Stored records:
%%
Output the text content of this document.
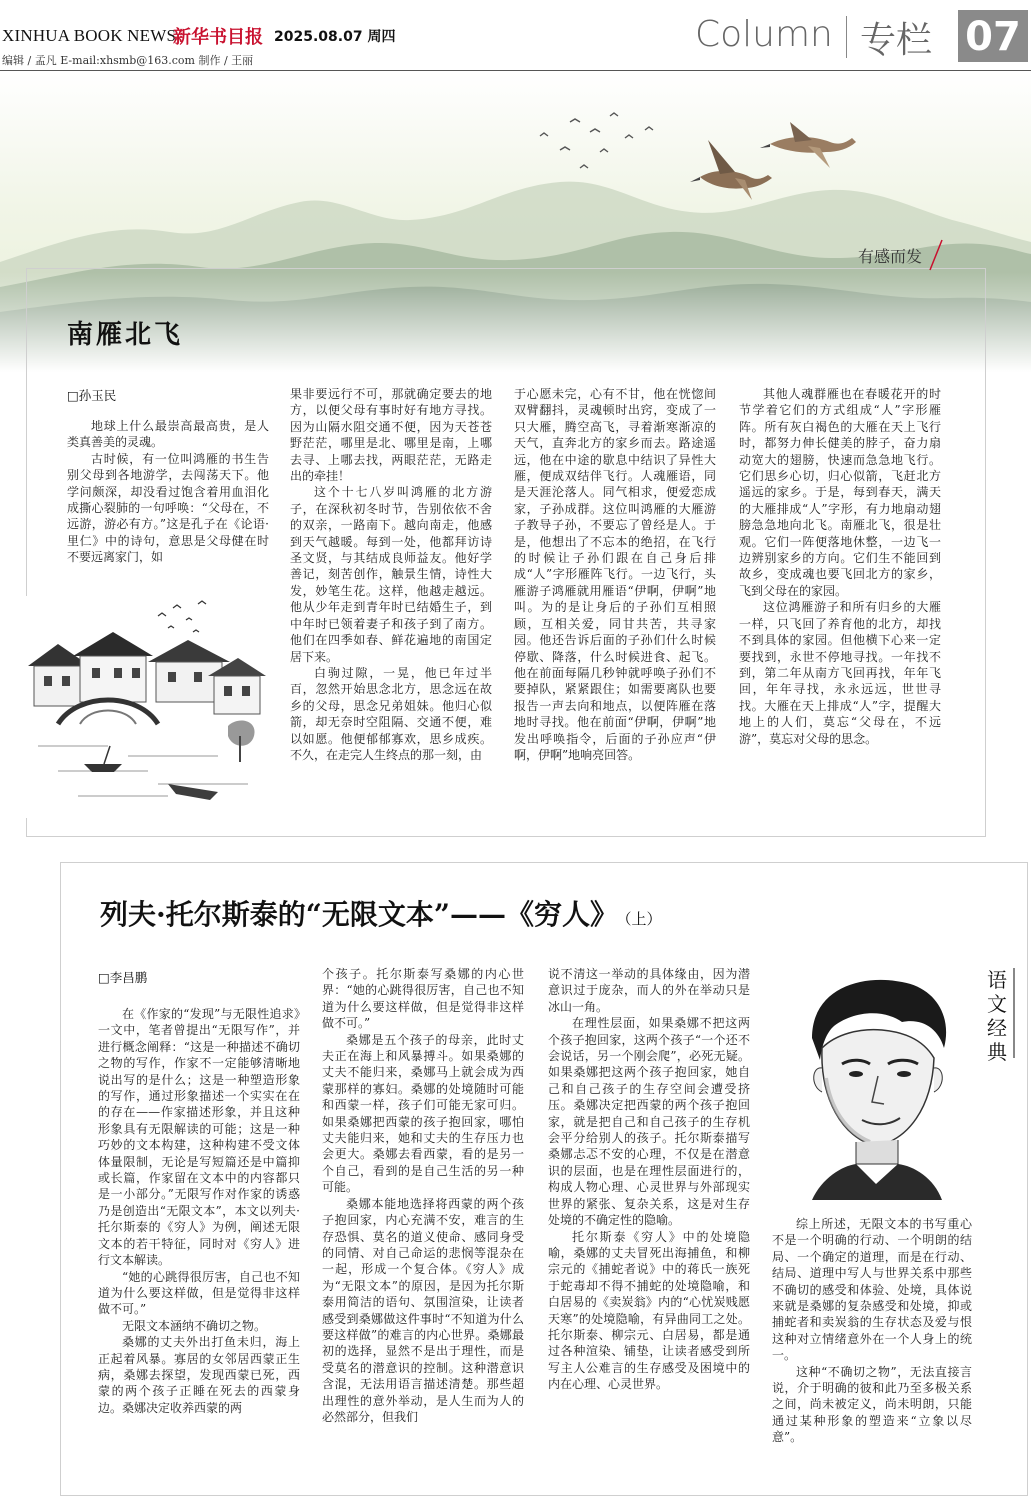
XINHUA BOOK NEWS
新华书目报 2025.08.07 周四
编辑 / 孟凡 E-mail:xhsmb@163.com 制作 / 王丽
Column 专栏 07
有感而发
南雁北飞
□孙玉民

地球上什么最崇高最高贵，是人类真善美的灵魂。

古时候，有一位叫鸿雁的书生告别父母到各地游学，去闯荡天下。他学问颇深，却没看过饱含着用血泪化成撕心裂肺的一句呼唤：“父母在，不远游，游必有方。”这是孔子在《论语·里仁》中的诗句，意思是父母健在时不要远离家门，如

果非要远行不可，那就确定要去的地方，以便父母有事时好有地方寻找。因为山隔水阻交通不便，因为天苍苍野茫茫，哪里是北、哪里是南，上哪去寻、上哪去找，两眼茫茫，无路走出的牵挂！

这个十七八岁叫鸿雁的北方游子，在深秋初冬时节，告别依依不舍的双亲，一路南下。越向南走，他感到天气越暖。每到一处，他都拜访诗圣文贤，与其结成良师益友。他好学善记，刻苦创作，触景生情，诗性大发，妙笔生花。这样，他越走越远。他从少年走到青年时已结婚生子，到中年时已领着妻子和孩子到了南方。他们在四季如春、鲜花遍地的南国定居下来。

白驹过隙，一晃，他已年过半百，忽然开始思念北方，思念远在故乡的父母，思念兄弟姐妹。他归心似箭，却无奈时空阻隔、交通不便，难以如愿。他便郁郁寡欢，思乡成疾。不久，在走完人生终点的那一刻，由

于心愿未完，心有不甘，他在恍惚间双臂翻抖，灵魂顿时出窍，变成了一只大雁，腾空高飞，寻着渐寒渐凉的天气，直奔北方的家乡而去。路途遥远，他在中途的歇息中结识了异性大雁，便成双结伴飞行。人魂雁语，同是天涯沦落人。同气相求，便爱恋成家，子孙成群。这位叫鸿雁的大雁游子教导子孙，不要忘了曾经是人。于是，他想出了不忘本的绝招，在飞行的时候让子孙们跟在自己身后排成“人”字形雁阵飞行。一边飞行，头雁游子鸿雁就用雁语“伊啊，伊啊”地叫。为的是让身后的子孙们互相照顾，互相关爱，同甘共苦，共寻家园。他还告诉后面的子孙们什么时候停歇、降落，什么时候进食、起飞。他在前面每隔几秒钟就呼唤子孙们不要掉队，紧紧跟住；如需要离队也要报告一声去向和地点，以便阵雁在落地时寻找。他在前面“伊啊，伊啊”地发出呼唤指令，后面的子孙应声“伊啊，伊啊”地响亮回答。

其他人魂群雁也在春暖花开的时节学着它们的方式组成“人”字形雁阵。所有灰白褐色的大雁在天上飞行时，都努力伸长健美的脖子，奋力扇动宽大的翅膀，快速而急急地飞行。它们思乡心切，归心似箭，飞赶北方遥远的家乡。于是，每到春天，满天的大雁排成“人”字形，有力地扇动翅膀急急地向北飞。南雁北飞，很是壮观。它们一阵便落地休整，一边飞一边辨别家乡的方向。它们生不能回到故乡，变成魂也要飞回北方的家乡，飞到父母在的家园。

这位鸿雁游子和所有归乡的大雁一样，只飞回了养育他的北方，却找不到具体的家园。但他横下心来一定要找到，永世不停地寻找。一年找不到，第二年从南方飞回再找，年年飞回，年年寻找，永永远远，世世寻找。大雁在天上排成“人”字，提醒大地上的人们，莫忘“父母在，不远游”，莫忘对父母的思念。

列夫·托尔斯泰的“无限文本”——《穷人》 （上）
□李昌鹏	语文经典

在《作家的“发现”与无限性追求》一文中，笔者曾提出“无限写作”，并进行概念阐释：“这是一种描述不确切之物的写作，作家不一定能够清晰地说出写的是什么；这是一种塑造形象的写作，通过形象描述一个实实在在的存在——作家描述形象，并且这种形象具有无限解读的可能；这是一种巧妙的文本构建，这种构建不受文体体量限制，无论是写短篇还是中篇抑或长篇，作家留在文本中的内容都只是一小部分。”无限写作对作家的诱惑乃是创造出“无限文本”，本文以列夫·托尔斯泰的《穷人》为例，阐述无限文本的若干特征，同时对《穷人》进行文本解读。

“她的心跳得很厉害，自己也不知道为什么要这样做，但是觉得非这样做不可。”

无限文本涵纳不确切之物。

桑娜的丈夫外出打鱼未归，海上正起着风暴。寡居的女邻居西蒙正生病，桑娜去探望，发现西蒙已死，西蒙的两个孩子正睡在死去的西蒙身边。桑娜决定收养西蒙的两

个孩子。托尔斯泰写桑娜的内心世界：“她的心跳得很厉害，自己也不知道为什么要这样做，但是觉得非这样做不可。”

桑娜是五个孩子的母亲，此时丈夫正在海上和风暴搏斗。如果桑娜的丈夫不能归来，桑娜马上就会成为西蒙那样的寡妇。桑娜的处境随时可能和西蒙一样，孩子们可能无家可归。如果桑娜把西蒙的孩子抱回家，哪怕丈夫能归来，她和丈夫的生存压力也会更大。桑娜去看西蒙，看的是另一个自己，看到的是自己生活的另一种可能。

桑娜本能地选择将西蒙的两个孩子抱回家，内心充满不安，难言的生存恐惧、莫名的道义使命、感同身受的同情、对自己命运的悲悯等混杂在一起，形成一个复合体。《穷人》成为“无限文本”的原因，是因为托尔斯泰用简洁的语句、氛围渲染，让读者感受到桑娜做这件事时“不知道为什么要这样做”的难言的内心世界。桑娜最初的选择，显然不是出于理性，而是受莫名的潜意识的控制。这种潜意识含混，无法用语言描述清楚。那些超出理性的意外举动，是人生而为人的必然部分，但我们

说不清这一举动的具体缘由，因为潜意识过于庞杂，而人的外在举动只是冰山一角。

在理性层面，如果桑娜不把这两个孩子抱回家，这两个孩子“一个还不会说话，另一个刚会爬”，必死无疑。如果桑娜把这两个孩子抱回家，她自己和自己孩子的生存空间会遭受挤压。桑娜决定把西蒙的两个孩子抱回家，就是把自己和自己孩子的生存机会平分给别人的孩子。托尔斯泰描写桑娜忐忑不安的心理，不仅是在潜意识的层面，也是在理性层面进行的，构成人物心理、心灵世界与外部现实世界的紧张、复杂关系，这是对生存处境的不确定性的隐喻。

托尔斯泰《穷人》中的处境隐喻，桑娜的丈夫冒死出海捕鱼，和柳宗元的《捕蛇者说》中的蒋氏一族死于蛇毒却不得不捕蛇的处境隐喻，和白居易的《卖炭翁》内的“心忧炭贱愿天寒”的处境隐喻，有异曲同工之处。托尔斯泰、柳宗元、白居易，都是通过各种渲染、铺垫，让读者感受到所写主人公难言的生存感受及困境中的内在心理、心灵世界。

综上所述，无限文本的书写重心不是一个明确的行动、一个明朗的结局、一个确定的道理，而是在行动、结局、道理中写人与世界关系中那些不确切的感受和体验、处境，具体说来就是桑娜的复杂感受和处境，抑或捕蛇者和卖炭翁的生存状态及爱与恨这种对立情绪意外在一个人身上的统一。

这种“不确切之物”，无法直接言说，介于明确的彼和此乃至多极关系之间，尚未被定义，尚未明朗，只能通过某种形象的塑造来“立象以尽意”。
%%
Goal: Quote the material word for word, dropping any images it holds.

Completed exercise:
Output the text content of this document.
XINHUA BOOK NEWS
新华书目报 2025.08.07 周四
编辑 / 孟凡 E-mail:xhsmb@163.com 制作 / 王丽
Column 专栏 07
有感而发
南雁北飞
□孙玉民

地球上什么最崇高最高贵，是人类真善美的灵魂。

古时候，有一位叫鸿雁的书生告别父母到各地游学，去闯荡天下。他学问颇深，却没看过饱含着用血泪化成撕心裂肺的一句呼唤：“父母在，不远游，游必有方。”这是孔子在《论语·里仁》中的诗句，意思是父母健在时不要远离家门，如

果非要远行不可，那就确定要去的地方，以便父母有事时好有地方寻找。因为山隔水阻交通不便，因为天苍苍野茫茫，哪里是北、哪里是南，上哪去寻、上哪去找，两眼茫茫，无路走出的牵挂！

这个十七八岁叫鸿雁的北方游子，在深秋初冬时节，告别依依不舍的双亲，一路南下。越向南走，他感到天气越暖。每到一处，他都拜访诗圣文贤，与其结成良师益友。他好学善记，刻苦创作，触景生情，诗性大发，妙笔生花。这样，他越走越远。他从少年走到青年时已结婚生子，到中年时已领着妻子和孩子到了南方。他们在四季如春、鲜花遍地的南国定居下来。

白驹过隙，一晃，他已年过半百，忽然开始思念北方，思念远在故乡的父母，思念兄弟姐妹。他归心似箭，却无奈时空阻隔、交通不便，难以如愿。他便郁郁寡欢，思乡成疾。不久，在走完人生终点的那一刻，由

于心愿未完，心有不甘，他在恍惚间双臂翻抖，灵魂顿时出窍，变成了一只大雁，腾空高飞，寻着渐寒渐凉的天气，直奔北方的家乡而去。路途遥远，他在中途的歇息中结识了异性大雁，便成双结伴飞行。人魂雁语，同是天涯沦落人。同气相求，便爱恋成家，子孙成群。这位叫鸿雁的大雁游子教导子孙，不要忘了曾经是人。于是，他想出了不忘本的绝招，在飞行的时候让子孙们跟在自己身后排成“人”字形雁阵飞行。一边飞行，头雁游子鸿雁就用雁语“伊啊，伊啊”地叫。为的是让身后的子孙们互相照顾，互相关爱，同甘共苦，共寻家园。他还告诉后面的子孙们什么时候停歇、降落，什么时候进食、起飞。他在前面每隔几秒钟就呼唤子孙们不要掉队，紧紧跟住；如需要离队也要报告一声去向和地点，以便阵雁在落地时寻找。他在前面“伊啊，伊啊”地发出呼唤指令，后面的子孙应声“伊啊，伊啊”地响亮回答。

其他人魂群雁也在春暖花开的时节学着它们的方式组成“人”字形雁阵。所有灰白褐色的大雁在天上飞行时，都努力伸长健美的脖子，奋力扇动宽大的翅膀，快速而急急地飞行。它们思乡心切，归心似箭，飞赶北方遥远的家乡。于是，每到春天，满天的大雁排成“人”字形，有力地扇动翅膀急急地向北飞。南雁北飞，很是壮观。它们一阵便落地休整，一边飞一边辨别家乡的方向。它们生不能回到故乡，变成魂也要飞回北方的家乡，飞到父母在的家园。

这位鸿雁游子和所有归乡的大雁一样，只飞回了养育他的北方，却找不到具体的家园。但他横下心来一定要找到，永世不停地寻找。一年找不到，第二年从南方飞回再找，年年飞回，年年寻找，永永远远，世世寻找。大雁在天上排成“人”字，提醒大地上的人们，莫忘“父母在，不远游”，莫忘对父母的思念。

列夫·托尔斯泰的“无限文本”——《穷人》 （上）
□李昌鹏	语文经典

在《作家的“发现”与无限性追求》一文中，笔者曾提出“无限写作”，并进行概念阐释：“这是一种描述不确切之物的写作，作家不一定能够清晰地说出写的是什么；这是一种塑造形象的写作，通过形象描述一个实实在在的存在——作家描述形象，并且这种形象具有无限解读的可能；这是一种巧妙的文本构建，这种构建不受文体体量限制，无论是写短篇还是中篇抑或长篇，作家留在文本中的内容都只是一小部分。”无限写作对作家的诱惑乃是创造出“无限文本”，本文以列夫·托尔斯泰的《穷人》为例，阐述无限文本的若干特征，同时对《穷人》进行文本解读。

“她的心跳得很厉害，自己也不知道为什么要这样做，但是觉得非这样做不可。”

无限文本涵纳不确切之物。

桑娜的丈夫外出打鱼未归，海上正起着风暴。寡居的女邻居西蒙正生病，桑娜去探望，发现西蒙已死，西蒙的两个孩子正睡在死去的西蒙身边。桑娜决定收养西蒙的两

个孩子。托尔斯泰写桑娜的内心世界：“她的心跳得很厉害，自己也不知道为什么要这样做，但是觉得非这样做不可。”

桑娜是五个孩子的母亲，此时丈夫正在海上和风暴搏斗。如果桑娜的丈夫不能归来，桑娜马上就会成为西蒙那样的寡妇。桑娜的处境随时可能和西蒙一样，孩子们可能无家可归。如果桑娜把西蒙的孩子抱回家，哪怕丈夫能归来，她和丈夫的生存压力也会更大。桑娜去看西蒙，看的是另一个自己，看到的是自己生活的另一种可能。

桑娜本能地选择将西蒙的两个孩子抱回家，内心充满不安，难言的生存恐惧、莫名的道义使命、感同身受的同情、对自己命运的悲悯等混杂在一起，形成一个复合体。《穷人》成为“无限文本”的原因，是因为托尔斯泰用简洁的语句、氛围渲染，让读者感受到桑娜做这件事时“不知道为什么要这样做”的难言的内心世界。桑娜最初的选择，显然不是出于理性，而是受莫名的潜意识的控制。这种潜意识含混，无法用语言描述清楚。那些超出理性的意外举动，是人生而为人的必然部分，但我们

说不清这一举动的具体缘由，因为潜意识过于庞杂，而人的外在举动只是冰山一角。

在理性层面，如果桑娜不把这两个孩子抱回家，这两个孩子“一个还不会说话，另一个刚会爬”，必死无疑。如果桑娜把这两个孩子抱回家，她自己和自己孩子的生存空间会遭受挤压。桑娜决定把西蒙的两个孩子抱回家，就是把自己和自己孩子的生存机会平分给别人的孩子。托尔斯泰描写桑娜忐忑不安的心理，不仅是在潜意识的层面，也是在理性层面进行的，构成人物心理、心灵世界与外部现实世界的紧张、复杂关系，这是对生存处境的不确定性的隐喻。

托尔斯泰《穷人》中的处境隐喻，桑娜的丈夫冒死出海捕鱼，和柳宗元的《捕蛇者说》中的蒋氏一族死于蛇毒却不得不捕蛇的处境隐喻，和白居易的《卖炭翁》内的“心忧炭贱愿天寒”的处境隐喻，有异曲同工之处。托尔斯泰、柳宗元、白居易，都是通过各种渲染、铺垫，让读者感受到所写主人公难言的生存感受及困境中的内在心理、心灵世界。

综上所述，无限文本的书写重心不是一个明确的行动、一个明朗的结局、一个确定的道理，而是在行动、结局、道理中写人与世界关系中那些不确切的感受和体验、处境，具体说来就是桑娜的复杂感受和处境，抑或捕蛇者和卖炭翁的生存状态及爱与恨这种对立情绪意外在一个人身上的统一。

这种“不确切之物”，无法直接言说，介于明确的彼和此乃至多极关系之间，尚未被定义，尚未明朗，只能通过某种形象的塑造来“立象以尽意”。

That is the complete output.